### Document page transcript entries

=======

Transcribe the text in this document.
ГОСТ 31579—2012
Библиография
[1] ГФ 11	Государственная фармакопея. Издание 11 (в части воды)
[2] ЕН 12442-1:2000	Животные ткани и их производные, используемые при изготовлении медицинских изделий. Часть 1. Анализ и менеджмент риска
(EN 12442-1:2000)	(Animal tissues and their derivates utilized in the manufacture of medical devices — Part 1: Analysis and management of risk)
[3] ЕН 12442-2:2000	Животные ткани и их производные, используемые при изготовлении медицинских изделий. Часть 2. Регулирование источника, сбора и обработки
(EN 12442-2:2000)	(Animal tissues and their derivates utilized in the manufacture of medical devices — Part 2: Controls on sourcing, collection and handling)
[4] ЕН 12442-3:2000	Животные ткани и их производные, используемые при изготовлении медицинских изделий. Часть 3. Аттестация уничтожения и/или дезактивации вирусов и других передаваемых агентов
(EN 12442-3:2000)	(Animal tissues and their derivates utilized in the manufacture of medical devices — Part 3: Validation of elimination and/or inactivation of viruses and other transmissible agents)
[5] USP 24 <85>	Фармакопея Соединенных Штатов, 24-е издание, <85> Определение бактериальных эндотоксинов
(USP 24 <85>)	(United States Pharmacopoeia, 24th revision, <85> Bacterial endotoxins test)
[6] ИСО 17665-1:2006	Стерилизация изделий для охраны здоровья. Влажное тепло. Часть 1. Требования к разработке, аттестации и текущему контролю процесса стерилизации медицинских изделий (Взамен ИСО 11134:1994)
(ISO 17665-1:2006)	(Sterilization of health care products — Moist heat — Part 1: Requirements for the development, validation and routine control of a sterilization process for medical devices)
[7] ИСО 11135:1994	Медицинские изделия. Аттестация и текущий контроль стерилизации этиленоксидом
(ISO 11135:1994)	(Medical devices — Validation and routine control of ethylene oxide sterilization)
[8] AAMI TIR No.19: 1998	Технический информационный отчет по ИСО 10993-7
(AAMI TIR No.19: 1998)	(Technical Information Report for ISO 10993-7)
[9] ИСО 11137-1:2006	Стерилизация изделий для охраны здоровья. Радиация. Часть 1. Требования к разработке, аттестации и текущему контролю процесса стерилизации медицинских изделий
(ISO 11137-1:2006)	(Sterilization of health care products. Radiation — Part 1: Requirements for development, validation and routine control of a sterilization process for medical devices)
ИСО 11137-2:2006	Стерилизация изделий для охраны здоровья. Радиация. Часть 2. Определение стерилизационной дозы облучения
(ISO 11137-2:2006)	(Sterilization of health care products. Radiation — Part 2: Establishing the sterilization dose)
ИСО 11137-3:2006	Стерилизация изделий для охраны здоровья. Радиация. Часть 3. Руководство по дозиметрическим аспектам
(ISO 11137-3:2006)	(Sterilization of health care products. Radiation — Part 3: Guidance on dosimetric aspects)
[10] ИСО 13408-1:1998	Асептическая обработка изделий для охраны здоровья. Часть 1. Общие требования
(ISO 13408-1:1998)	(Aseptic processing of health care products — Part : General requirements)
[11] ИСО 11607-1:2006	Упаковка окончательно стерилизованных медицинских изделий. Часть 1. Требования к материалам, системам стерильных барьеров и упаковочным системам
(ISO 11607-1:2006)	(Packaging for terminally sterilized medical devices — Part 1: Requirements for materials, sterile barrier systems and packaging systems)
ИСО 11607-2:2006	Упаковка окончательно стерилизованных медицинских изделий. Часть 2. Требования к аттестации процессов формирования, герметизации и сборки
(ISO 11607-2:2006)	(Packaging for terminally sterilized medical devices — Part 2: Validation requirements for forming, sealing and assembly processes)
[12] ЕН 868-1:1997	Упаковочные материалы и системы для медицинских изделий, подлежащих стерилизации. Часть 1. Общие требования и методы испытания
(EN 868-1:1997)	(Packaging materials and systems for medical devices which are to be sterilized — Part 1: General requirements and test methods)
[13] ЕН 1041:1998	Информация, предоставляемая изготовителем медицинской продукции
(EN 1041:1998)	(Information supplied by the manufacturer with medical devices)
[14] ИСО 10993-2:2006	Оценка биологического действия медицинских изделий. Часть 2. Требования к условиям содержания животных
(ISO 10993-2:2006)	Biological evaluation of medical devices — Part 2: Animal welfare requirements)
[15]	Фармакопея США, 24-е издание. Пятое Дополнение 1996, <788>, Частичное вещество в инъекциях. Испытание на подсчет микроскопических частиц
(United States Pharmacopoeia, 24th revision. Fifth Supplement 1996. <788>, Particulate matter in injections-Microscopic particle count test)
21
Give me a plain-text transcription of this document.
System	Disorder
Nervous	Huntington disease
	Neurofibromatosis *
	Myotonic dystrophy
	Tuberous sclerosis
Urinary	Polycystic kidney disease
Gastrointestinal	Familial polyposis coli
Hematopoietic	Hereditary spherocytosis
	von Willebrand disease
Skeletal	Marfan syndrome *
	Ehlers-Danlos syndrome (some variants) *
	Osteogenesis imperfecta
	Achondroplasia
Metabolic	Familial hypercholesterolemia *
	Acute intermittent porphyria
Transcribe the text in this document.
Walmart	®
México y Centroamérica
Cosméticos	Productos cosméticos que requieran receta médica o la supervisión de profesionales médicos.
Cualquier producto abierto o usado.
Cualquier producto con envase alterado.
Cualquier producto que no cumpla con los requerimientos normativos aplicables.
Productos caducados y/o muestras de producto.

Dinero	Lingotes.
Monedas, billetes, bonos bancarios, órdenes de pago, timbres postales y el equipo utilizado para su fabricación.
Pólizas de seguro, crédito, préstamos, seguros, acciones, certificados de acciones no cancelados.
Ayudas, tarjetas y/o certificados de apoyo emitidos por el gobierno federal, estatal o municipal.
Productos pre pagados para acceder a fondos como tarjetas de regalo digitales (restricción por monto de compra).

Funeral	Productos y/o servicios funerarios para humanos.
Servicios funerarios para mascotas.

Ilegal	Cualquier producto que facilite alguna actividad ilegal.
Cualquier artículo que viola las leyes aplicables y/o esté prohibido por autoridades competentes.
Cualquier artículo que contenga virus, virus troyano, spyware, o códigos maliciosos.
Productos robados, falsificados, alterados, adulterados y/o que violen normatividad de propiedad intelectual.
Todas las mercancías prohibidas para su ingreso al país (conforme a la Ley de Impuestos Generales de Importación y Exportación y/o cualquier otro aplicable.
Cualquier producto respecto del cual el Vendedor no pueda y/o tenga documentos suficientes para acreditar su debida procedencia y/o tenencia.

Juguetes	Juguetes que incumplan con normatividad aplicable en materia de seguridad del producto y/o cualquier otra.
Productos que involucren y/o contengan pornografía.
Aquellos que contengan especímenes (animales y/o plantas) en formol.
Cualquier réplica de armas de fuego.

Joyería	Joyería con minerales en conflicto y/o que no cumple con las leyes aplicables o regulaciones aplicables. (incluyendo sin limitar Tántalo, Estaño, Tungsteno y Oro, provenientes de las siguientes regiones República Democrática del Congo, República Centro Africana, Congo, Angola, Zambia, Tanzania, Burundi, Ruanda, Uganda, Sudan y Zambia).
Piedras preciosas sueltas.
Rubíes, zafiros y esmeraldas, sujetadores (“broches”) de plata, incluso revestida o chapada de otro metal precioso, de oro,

=======

### Work task
Tell how many lines of the data include the word "disease", without any other words.

### Task solution
3